**Task objective**
Say how many lines hold the string "biết", and nothing more.

===

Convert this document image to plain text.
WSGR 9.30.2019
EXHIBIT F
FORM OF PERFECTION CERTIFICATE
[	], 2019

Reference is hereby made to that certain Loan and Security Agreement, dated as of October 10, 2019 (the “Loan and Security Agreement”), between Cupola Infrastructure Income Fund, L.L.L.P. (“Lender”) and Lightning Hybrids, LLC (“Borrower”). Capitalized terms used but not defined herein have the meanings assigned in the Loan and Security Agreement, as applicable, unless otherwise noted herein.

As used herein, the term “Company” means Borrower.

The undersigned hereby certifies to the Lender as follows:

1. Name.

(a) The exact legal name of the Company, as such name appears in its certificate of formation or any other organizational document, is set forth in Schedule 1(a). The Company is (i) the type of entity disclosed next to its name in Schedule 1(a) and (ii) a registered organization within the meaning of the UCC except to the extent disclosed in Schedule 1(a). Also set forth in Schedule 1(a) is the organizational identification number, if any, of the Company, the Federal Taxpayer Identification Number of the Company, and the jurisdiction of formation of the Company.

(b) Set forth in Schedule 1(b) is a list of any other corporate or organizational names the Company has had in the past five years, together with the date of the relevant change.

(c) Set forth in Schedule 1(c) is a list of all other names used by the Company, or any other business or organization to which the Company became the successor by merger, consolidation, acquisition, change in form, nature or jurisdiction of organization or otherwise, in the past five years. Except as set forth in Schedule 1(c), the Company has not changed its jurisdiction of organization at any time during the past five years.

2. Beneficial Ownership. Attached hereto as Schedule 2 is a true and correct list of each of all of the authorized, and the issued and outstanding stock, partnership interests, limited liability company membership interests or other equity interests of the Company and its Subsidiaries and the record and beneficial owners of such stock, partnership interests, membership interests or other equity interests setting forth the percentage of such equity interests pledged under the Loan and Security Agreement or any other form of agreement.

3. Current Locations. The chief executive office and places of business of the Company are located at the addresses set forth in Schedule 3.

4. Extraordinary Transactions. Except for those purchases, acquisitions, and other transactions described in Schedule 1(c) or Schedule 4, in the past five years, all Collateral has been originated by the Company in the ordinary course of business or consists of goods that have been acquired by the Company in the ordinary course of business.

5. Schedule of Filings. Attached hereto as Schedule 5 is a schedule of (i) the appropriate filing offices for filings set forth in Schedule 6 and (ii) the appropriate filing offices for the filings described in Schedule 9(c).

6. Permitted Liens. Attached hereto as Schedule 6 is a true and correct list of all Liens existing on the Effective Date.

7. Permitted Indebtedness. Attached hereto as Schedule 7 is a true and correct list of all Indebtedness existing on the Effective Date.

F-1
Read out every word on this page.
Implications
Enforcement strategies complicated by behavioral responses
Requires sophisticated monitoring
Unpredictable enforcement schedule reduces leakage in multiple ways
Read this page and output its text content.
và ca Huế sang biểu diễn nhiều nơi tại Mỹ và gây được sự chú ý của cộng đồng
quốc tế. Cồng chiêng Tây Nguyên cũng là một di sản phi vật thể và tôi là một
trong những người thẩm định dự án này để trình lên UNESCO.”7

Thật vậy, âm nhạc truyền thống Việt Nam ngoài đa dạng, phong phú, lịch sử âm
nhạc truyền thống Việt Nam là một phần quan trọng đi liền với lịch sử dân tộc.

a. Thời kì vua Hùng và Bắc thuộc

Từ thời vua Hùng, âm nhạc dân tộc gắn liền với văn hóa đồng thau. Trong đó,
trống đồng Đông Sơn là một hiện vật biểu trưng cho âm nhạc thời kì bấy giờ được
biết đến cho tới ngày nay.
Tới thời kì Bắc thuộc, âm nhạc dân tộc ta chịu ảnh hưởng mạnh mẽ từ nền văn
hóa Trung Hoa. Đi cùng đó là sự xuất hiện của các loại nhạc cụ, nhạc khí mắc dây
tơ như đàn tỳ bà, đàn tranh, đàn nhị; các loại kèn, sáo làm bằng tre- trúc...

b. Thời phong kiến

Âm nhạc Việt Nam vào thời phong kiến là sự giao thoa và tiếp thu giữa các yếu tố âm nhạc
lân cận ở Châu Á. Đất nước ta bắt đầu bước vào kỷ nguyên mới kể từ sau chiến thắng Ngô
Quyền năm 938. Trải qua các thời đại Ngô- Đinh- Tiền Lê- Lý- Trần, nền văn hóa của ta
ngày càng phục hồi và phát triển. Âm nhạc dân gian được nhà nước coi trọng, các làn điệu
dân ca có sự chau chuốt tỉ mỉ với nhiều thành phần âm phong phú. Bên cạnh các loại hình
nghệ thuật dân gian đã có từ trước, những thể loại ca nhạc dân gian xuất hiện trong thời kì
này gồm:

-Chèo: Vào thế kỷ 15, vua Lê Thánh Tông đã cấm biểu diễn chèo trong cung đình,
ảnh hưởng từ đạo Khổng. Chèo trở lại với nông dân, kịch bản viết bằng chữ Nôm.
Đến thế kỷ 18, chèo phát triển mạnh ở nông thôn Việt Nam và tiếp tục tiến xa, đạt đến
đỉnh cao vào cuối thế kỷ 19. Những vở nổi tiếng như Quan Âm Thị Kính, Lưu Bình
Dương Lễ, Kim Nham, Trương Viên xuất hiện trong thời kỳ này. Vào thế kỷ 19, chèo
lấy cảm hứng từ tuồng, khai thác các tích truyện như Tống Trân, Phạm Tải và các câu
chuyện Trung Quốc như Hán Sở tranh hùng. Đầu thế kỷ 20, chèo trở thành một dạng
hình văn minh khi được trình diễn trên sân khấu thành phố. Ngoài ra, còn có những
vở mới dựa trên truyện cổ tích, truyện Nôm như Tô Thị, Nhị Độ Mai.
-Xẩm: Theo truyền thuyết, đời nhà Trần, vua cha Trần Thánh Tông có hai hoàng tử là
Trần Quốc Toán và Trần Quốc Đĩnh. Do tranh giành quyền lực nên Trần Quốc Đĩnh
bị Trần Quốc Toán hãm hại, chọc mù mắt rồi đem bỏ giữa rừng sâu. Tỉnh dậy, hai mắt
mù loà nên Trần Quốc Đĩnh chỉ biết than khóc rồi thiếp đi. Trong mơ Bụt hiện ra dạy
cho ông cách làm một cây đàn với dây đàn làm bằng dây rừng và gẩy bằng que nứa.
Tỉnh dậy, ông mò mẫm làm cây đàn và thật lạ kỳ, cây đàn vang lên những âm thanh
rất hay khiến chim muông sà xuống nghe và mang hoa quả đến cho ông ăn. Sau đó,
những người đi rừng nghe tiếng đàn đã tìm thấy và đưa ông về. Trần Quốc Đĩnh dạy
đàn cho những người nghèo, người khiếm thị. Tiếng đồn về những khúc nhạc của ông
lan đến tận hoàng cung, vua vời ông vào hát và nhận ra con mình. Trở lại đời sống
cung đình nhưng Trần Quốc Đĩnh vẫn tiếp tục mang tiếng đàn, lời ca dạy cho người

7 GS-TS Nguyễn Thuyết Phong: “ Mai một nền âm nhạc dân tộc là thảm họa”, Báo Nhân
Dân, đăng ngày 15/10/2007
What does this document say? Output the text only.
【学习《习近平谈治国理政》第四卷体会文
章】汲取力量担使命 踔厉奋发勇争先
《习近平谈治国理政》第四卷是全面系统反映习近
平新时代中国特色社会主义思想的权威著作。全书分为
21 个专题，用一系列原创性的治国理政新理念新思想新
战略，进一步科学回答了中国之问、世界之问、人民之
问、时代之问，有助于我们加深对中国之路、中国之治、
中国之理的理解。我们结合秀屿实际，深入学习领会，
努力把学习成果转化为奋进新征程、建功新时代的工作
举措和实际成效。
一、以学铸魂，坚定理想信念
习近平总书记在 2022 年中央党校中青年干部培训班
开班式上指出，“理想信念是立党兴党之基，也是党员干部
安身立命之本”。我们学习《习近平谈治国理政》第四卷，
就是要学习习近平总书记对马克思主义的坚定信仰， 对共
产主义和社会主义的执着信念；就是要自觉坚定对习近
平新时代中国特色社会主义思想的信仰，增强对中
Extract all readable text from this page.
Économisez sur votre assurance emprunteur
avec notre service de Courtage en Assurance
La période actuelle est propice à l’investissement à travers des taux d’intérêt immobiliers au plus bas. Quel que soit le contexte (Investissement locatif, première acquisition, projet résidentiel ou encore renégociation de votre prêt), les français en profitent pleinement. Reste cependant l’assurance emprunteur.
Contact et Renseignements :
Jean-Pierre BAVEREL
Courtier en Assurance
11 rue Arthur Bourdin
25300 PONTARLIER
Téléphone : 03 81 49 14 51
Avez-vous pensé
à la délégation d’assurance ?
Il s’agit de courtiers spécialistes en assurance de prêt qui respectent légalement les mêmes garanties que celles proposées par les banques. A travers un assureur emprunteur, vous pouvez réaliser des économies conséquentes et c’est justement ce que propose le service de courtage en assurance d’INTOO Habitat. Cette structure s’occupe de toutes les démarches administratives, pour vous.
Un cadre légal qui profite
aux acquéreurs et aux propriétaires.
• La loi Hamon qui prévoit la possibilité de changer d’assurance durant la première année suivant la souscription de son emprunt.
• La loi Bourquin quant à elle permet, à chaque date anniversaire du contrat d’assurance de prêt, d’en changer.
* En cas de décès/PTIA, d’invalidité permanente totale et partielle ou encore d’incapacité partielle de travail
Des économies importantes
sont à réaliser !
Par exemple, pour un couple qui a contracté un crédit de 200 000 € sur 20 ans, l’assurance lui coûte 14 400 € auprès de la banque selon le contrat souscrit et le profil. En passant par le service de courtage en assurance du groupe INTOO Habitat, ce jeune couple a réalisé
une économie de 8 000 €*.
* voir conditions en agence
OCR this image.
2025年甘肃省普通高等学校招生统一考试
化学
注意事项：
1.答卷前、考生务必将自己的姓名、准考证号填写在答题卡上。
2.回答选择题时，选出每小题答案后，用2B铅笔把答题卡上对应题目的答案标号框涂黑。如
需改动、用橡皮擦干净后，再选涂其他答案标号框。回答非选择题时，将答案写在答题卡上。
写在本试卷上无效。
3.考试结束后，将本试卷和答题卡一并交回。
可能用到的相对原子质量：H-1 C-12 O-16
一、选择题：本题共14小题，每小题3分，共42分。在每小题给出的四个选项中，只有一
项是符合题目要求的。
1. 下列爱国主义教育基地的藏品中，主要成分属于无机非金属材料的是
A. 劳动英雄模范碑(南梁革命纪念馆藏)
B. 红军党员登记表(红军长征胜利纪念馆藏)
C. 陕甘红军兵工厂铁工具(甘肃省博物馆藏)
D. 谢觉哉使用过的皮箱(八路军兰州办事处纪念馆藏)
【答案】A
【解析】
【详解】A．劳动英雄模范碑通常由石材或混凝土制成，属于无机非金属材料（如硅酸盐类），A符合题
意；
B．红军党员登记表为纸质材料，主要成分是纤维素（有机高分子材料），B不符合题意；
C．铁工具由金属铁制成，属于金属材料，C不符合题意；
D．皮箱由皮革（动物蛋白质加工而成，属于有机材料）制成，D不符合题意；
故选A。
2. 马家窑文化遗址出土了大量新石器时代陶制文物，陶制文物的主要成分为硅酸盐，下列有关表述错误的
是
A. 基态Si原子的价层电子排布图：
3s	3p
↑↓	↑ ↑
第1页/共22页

===

**Solution for this task**
2